* Task prompt *
The records below should be written out again, exactly.

——————

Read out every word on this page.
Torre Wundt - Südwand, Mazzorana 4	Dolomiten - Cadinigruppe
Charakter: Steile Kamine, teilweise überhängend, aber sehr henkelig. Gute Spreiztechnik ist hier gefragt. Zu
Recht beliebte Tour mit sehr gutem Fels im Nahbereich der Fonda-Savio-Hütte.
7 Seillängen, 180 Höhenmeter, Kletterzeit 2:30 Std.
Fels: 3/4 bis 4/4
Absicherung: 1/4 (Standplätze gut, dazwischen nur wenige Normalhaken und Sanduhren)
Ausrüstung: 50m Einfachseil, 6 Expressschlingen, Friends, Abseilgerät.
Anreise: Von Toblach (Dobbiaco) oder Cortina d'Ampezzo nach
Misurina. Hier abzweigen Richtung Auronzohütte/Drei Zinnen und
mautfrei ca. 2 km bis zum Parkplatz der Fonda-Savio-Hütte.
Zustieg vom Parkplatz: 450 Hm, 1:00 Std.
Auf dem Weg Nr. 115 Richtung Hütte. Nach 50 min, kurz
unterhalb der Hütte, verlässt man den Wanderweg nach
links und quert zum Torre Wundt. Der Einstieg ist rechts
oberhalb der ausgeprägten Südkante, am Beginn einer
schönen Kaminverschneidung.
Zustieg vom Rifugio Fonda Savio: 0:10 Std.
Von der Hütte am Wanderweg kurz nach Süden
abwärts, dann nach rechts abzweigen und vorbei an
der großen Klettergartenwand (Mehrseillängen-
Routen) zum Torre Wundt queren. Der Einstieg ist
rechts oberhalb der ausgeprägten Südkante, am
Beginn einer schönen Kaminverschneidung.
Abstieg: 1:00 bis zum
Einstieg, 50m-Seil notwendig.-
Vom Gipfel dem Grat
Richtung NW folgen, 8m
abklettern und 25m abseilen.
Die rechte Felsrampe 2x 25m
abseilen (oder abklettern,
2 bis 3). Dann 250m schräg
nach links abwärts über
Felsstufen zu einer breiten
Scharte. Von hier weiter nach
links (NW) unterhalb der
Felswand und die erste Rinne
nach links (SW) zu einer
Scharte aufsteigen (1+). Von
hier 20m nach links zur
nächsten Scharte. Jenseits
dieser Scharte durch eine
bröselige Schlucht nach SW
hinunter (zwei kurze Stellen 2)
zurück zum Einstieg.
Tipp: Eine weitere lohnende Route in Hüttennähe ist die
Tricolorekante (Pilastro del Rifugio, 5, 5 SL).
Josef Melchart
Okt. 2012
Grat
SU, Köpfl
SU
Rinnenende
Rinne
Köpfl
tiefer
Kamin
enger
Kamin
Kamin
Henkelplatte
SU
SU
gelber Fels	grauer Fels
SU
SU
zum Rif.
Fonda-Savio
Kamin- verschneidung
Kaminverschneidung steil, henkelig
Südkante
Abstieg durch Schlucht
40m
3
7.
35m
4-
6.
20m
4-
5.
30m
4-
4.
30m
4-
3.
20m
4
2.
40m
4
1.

——————

* Expected answer *
Read out every word on this page.
Torre Wundt - Südwand, Mazzorana 4	Dolomiten - Cadinigruppe
Charakter: Steile Kamine, teilweise überhängend, aber sehr henkelig. Gute Spreiztechnik ist hier gefragt. Zu
Recht beliebte Tour mit sehr gutem Fels im Nahbereich der Fonda-Savio-Hütte.
7 Seillängen, 180 Höhenmeter, Kletterzeit 2:30 Std.
Fels: 3/4 bis 4/4
Absicherung: 1/4 (Standplätze gut, dazwischen nur wenige Normalhaken und Sanduhren)
Ausrüstung: 50m Einfachseil, 6 Expressschlingen, Friends, Abseilgerät.
Anreise: Von Toblach (Dobbiaco) oder Cortina d'Ampezzo nach
Misurina. Hier abzweigen Richtung Auronzohütte/Drei Zinnen und
mautfrei ca. 2 km bis zum Parkplatz der Fonda-Savio-Hütte.
Zustieg vom Parkplatz: 450 Hm, 1:00 Std.
Auf dem Weg Nr. 115 Richtung Hütte. Nach 50 min, kurz
unterhalb der Hütte, verlässt man den Wanderweg nach
links und quert zum Torre Wundt. Der Einstieg ist rechts
oberhalb der ausgeprägten Südkante, am Beginn einer
schönen Kaminverschneidung.
Zustieg vom Rifugio Fonda Savio: 0:10 Std.
Von der Hütte am Wanderweg kurz nach Süden
abwärts, dann nach rechts abzweigen und vorbei an
der großen Klettergartenwand (Mehrseillängen-
Routen) zum Torre Wundt queren. Der Einstieg ist
rechts oberhalb der ausgeprägten Südkante, am
Beginn einer schönen Kaminverschneidung.
Abstieg: 1:00 bis zum
Einstieg, 50m-Seil notwendig.-
Vom Gipfel dem Grat
Richtung NW folgen, 8m
abklettern und 25m abseilen.
Die rechte Felsrampe 2x 25m
abseilen (oder abklettern,
2 bis 3). Dann 250m schräg
nach links abwärts über
Felsstufen zu einer breiten
Scharte. Von hier weiter nach
links (NW) unterhalb der
Felswand und die erste Rinne
nach links (SW) zu einer
Scharte aufsteigen (1+). Von
hier 20m nach links zur
nächsten Scharte. Jenseits
dieser Scharte durch eine
bröselige Schlucht nach SW
hinunter (zwei kurze Stellen 2)
zurück zum Einstieg.
Tipp: Eine weitere lohnende Route in Hüttennähe ist die
Tricolorekante (Pilastro del Rifugio, 5, 5 SL).
Josef Melchart
Okt. 2012
Grat
SU, Köpfl
SU
Rinnenende
Rinne
Köpfl
tiefer
Kamin
enger
Kamin
Kamin
Henkelplatte
SU
SU
gelber Fels	grauer Fels
SU
SU
zum Rif.
Fonda-Savio
Kamin- verschneidung
Kaminverschneidung steil, henkelig
Südkante
Abstieg durch Schlucht
40m
3
7.
35m
4-
6.
20m
4-
5.
30m
4-
4.
30m
4-
3.
20m
4
2.
40m
4
1.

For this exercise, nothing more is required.